WHAT IS NEEDED - Repeat the data that follows, word for word, without the images.

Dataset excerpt
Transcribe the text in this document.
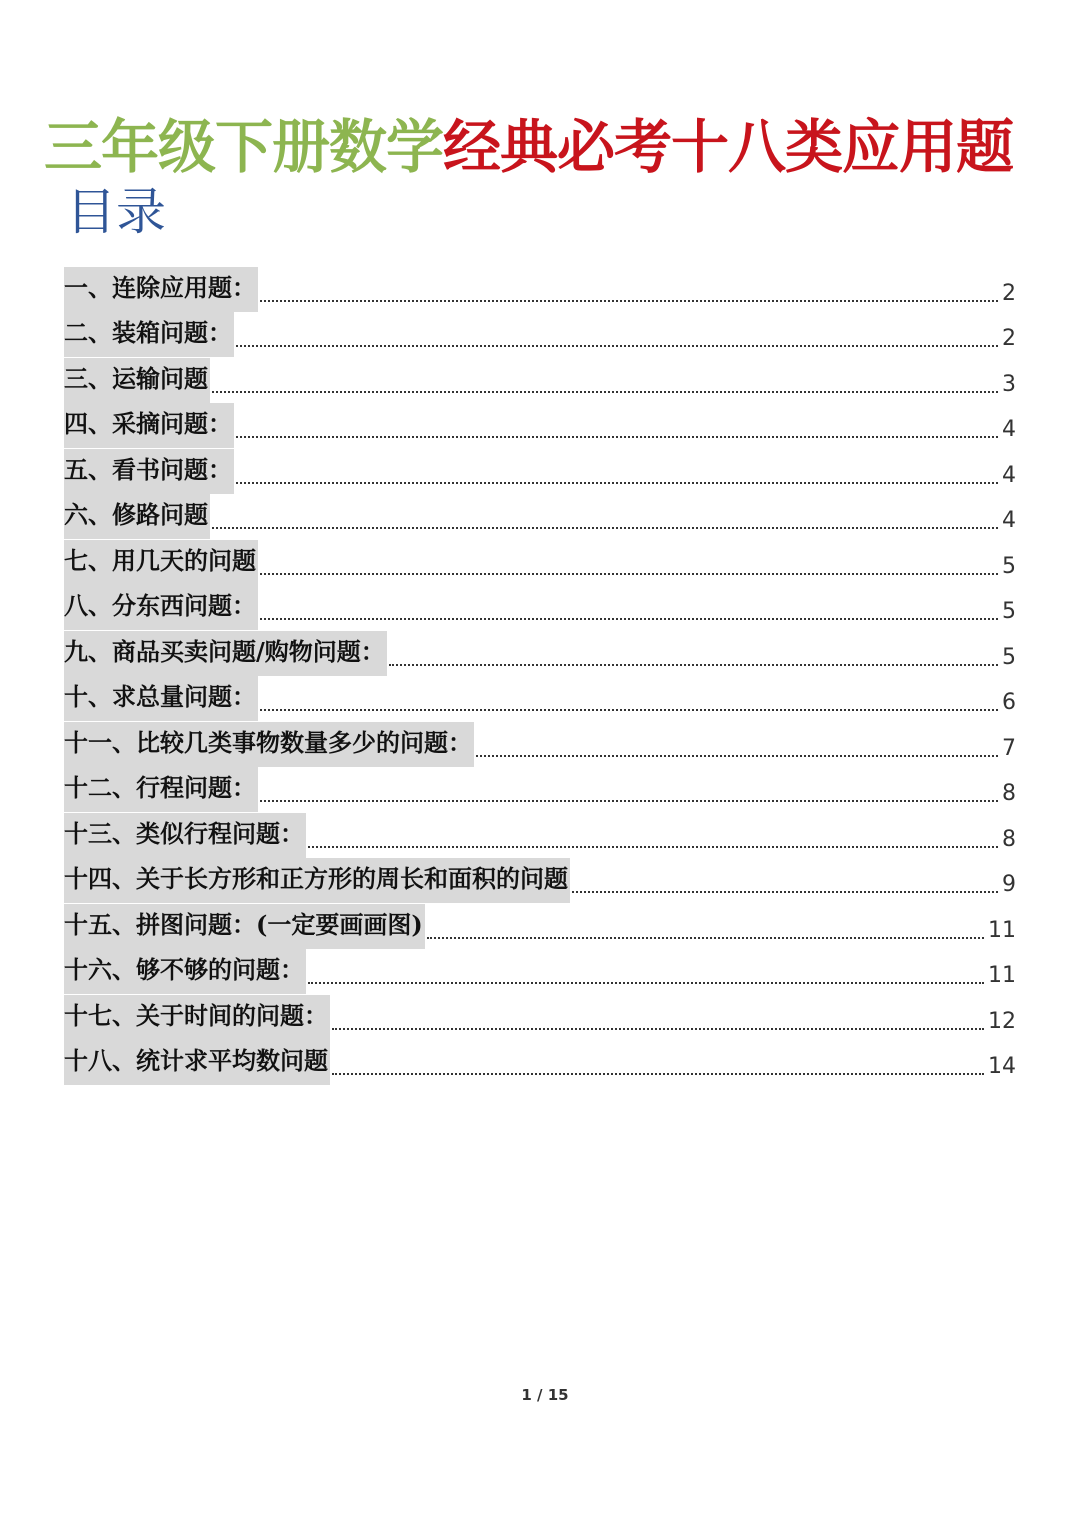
三年级下册数学经典必考十八类应用题
目录
一、连除应用题：	2
二、装箱问题：	2
三、运输问题	3
四、采摘问题：	4
五、看书问题：	4
六、修路问题	4
七、用几天的问题	5
八、分东西问题：	5
九、商品买卖问题/购物问题：	5
十、求总量问题：	6
十一、比较几类事物数量多少的问题：	7
十二、行程问题：	8
十三、类似行程问题：	8
十四、关于长方形和正方形的周长和面积的问题	9
十五、拼图问题：(一定要画画图)	11
十六、够不够的问题：	11
十七、关于时间的问题：	12
十八、统计求平均数问题	14
1 / 15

TASK ANSWER -
Transcribe the text in this document.
三年级下册数学经典必考十八类应用题
目录
一、连除应用题：	2
二、装箱问题：	2
三、运输问题	3
四、采摘问题：	4
五、看书问题：	4
六、修路问题	4
七、用几天的问题	5
八、分东西问题：	5
九、商品买卖问题/购物问题：	5
十、求总量问题：	6
十一、比较几类事物数量多少的问题：	7
十二、行程问题：	8
十三、类似行程问题：	8
十四、关于长方形和正方形的周长和面积的问题	9
十五、拼图问题：(一定要画画图)	11
十六、够不够的问题：	11
十七、关于时间的问题：	12
十八、统计求平均数问题	14
1 / 15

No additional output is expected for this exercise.